_Problem to solve:_ Search the data for the word "card" and copy every line that contains it.

_Records for processing:_
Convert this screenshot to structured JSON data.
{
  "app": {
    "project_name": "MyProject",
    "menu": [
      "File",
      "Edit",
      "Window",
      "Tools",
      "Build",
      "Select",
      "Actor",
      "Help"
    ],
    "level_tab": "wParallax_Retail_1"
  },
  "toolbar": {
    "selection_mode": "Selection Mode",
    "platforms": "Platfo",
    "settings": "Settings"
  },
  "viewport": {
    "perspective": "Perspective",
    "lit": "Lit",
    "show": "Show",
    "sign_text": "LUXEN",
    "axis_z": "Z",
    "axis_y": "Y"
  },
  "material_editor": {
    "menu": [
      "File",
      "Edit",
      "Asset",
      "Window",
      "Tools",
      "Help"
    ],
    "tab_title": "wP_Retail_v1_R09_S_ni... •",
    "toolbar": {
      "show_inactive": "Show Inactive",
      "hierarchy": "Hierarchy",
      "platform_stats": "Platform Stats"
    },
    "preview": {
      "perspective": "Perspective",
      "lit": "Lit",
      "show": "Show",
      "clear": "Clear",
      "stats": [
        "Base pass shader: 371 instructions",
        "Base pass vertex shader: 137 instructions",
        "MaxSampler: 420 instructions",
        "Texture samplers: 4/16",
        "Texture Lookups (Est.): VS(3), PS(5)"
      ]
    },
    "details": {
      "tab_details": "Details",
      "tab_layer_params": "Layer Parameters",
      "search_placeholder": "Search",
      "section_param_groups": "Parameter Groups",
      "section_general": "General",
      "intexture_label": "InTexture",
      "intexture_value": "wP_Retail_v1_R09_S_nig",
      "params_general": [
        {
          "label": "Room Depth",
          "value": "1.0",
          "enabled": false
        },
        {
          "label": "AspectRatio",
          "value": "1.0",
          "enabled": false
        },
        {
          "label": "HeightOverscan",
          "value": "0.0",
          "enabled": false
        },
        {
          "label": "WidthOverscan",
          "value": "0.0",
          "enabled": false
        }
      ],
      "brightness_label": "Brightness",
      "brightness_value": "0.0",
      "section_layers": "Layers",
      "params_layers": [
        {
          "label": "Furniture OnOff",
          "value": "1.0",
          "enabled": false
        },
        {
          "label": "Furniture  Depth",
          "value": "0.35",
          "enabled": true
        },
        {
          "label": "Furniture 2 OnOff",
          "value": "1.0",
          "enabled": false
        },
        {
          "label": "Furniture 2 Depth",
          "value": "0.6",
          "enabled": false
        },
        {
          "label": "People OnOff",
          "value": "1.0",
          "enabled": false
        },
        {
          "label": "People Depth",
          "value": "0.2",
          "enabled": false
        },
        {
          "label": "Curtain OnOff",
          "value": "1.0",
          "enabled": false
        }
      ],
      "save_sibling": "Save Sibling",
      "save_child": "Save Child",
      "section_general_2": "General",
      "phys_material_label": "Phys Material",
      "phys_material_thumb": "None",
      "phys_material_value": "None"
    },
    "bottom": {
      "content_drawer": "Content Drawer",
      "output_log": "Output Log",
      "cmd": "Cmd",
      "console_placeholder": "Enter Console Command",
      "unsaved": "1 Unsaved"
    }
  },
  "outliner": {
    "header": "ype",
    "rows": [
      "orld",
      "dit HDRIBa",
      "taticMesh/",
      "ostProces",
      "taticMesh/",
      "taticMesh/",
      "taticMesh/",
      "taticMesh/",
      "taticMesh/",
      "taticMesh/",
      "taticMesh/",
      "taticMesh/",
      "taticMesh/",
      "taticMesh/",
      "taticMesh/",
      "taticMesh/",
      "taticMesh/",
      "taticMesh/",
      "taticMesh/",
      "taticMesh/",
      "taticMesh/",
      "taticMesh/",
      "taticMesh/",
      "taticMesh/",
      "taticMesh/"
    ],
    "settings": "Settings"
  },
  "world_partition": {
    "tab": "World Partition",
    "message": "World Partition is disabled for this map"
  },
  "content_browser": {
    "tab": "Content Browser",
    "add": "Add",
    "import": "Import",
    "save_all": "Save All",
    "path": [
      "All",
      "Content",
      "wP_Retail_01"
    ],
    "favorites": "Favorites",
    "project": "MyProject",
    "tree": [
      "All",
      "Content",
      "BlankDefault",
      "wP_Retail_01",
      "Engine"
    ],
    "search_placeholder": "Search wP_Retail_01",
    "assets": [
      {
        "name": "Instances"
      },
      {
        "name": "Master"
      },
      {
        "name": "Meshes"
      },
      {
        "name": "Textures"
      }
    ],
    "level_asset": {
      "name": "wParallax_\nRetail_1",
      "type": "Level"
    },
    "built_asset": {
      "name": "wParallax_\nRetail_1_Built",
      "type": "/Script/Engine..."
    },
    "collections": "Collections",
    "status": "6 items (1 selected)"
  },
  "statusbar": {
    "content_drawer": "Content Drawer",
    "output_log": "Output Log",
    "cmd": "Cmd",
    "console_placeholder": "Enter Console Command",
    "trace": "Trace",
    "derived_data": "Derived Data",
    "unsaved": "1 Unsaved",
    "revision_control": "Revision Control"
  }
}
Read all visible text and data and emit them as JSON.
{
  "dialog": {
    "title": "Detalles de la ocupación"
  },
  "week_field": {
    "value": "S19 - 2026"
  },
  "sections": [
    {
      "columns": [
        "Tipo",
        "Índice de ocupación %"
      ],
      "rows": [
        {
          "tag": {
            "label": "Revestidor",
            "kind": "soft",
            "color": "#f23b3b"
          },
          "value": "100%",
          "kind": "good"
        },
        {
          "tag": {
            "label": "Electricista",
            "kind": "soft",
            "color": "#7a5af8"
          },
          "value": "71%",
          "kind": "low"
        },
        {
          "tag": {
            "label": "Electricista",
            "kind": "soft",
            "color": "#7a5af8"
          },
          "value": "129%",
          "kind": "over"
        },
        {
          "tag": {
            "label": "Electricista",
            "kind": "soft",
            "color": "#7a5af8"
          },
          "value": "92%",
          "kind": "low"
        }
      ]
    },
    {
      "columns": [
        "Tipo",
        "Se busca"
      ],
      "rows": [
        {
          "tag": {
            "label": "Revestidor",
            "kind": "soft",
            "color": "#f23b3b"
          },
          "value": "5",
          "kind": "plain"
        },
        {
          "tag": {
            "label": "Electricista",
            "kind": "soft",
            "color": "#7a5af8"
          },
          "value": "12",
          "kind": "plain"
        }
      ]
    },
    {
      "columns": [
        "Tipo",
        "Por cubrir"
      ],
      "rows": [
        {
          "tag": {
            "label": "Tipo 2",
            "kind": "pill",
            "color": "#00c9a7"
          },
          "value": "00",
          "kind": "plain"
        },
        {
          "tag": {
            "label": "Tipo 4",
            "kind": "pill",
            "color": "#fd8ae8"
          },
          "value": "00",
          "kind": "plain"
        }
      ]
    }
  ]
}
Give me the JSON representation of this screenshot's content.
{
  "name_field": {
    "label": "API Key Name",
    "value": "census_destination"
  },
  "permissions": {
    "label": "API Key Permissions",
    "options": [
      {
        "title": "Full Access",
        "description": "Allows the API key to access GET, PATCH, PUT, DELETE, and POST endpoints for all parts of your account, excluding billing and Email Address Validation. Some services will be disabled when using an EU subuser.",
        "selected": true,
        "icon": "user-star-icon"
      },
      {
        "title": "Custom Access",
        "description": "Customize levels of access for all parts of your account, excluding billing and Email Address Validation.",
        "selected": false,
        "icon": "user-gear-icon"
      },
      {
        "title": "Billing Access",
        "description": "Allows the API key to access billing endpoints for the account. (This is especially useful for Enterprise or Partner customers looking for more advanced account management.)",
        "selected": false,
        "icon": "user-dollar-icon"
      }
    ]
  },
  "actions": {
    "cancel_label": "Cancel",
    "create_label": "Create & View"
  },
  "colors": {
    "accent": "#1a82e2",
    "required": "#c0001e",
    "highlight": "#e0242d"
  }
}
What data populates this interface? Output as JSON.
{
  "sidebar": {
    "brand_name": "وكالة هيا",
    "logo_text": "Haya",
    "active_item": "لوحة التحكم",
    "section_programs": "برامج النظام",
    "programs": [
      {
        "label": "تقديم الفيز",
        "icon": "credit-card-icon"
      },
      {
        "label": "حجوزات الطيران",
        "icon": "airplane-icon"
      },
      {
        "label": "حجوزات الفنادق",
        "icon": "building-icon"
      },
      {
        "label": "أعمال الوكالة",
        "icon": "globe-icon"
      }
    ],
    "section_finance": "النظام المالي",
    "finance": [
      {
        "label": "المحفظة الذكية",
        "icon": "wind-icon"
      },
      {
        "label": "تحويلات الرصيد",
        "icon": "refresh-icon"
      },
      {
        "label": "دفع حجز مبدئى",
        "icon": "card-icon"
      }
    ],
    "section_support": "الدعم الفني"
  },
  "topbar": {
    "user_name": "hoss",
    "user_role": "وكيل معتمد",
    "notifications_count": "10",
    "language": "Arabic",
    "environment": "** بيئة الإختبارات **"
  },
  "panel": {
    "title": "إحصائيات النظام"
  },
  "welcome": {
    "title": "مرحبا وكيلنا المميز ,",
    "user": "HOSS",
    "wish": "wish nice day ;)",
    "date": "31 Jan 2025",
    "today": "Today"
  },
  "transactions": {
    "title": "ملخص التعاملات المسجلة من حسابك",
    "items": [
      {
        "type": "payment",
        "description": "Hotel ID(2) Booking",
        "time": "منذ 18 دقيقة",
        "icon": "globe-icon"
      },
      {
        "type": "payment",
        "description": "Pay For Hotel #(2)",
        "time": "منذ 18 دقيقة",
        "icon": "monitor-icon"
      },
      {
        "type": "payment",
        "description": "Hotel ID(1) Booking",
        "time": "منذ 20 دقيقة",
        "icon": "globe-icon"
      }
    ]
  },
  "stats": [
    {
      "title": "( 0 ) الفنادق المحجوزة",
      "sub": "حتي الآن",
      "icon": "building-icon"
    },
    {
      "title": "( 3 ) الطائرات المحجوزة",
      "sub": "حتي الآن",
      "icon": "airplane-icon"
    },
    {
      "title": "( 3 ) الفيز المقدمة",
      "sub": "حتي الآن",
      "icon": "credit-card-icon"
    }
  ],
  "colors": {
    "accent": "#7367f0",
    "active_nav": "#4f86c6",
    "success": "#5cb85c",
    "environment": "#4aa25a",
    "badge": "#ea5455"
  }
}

_Written reply:_
        "icon": "credit-card-icon"
        "icon": "card-icon"
      "icon": "credit-card-icon"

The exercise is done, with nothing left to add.